[Start RECORDS PROVIDED]
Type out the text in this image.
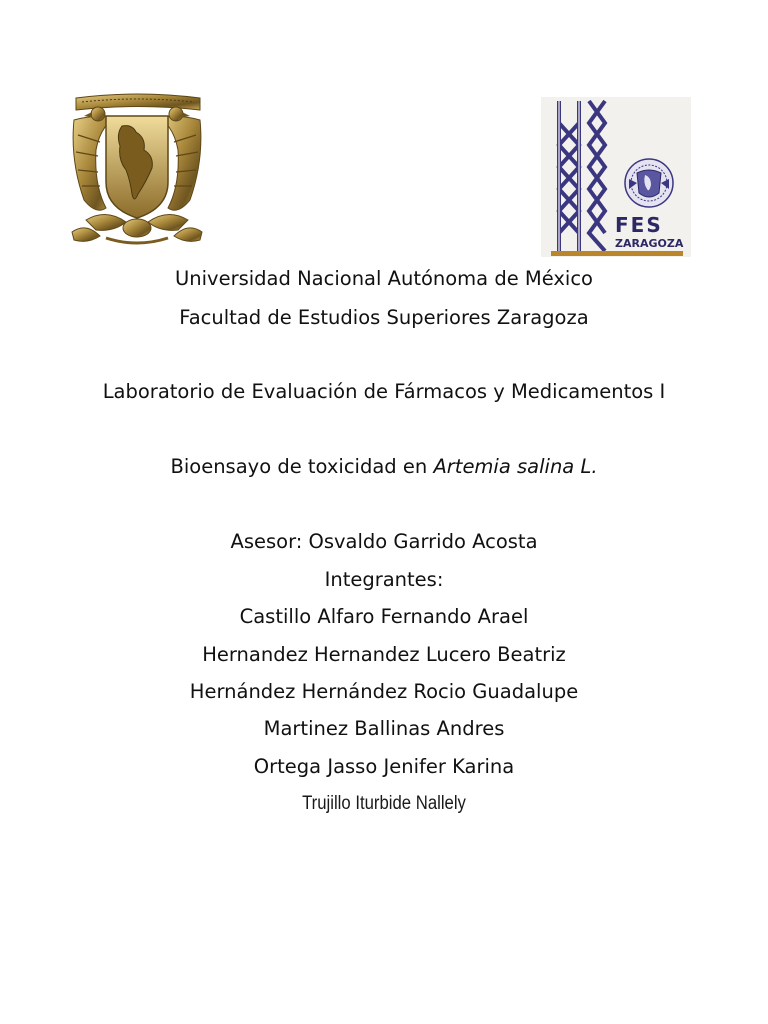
FES
ZARAGOZA
Universidad Nacional Autónoma de México
Facultad de Estudios Superiores Zaragoza
Laboratorio de Evaluación de Fármacos y Medicamentos I
Bioensayo de toxicidad en Artemia salina L.
Asesor: Osvaldo Garrido Acosta
Integrantes:
Castillo Alfaro Fernando Arael
Hernandez Hernandez Lucero Beatriz
Hernández Hernández Rocio Guadalupe
Martinez Ballinas Andres
Ortega Jasso Jenifer Karina
Trujillo Iturbide Nallely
[End RECORDS PROVIDED]
EXERCISE DIRECTIONS:
Repeat each line of the records above exactly, but do not copy the pictures.

TASK RESPONSE:
Type out the text in this image.
FES
ZARAGOZA
Universidad Nacional Autónoma de México
Facultad de Estudios Superiores Zaragoza
Laboratorio de Evaluación de Fármacos y Medicamentos I
Bioensayo de toxicidad en Artemia salina L.
Asesor: Osvaldo Garrido Acosta
Integrantes:
Castillo Alfaro Fernando Arael
Hernandez Hernandez Lucero Beatriz
Hernández Hernández Rocio Guadalupe
Martinez Ballinas Andres
Ortega Jasso Jenifer Karina
Trujillo Iturbide Nallely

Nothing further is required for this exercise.